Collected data
__________________________________________________

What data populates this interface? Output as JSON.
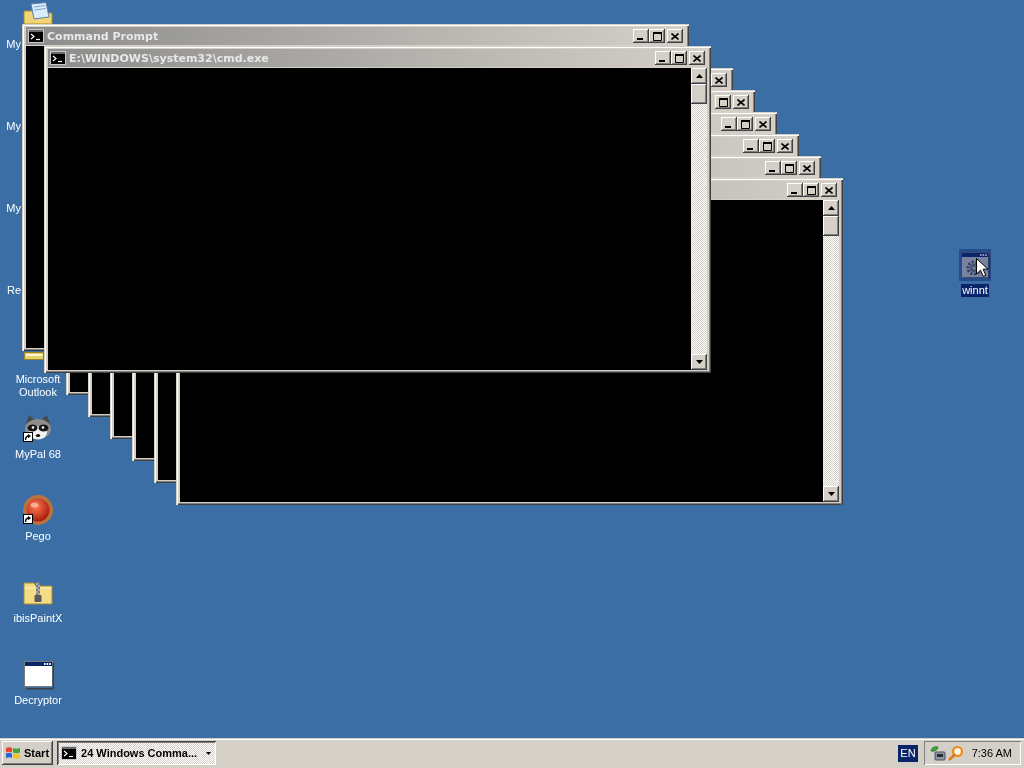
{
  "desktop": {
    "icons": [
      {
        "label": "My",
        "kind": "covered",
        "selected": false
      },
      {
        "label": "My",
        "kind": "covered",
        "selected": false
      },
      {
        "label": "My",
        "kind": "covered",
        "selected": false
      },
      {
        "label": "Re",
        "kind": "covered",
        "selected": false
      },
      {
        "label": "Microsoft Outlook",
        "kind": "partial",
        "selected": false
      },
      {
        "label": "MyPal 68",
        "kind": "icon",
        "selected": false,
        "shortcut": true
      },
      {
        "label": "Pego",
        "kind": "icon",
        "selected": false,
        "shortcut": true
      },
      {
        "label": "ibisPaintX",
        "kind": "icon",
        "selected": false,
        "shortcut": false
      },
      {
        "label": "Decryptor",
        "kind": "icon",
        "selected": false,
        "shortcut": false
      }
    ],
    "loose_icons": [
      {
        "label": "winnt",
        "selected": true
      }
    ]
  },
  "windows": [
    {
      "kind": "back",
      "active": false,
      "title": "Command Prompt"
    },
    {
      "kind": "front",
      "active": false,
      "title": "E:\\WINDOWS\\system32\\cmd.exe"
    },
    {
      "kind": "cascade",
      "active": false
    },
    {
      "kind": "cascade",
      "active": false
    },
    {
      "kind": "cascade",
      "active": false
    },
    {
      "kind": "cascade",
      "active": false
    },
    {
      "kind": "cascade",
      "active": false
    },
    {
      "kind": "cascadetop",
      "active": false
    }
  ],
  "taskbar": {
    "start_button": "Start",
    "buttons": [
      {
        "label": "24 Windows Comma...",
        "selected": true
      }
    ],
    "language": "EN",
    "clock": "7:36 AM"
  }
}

__________________________________________________

**Task details**
Among the entries, how many lines contain the string "title"? Give the number without anything else.

**Solved exercise**
2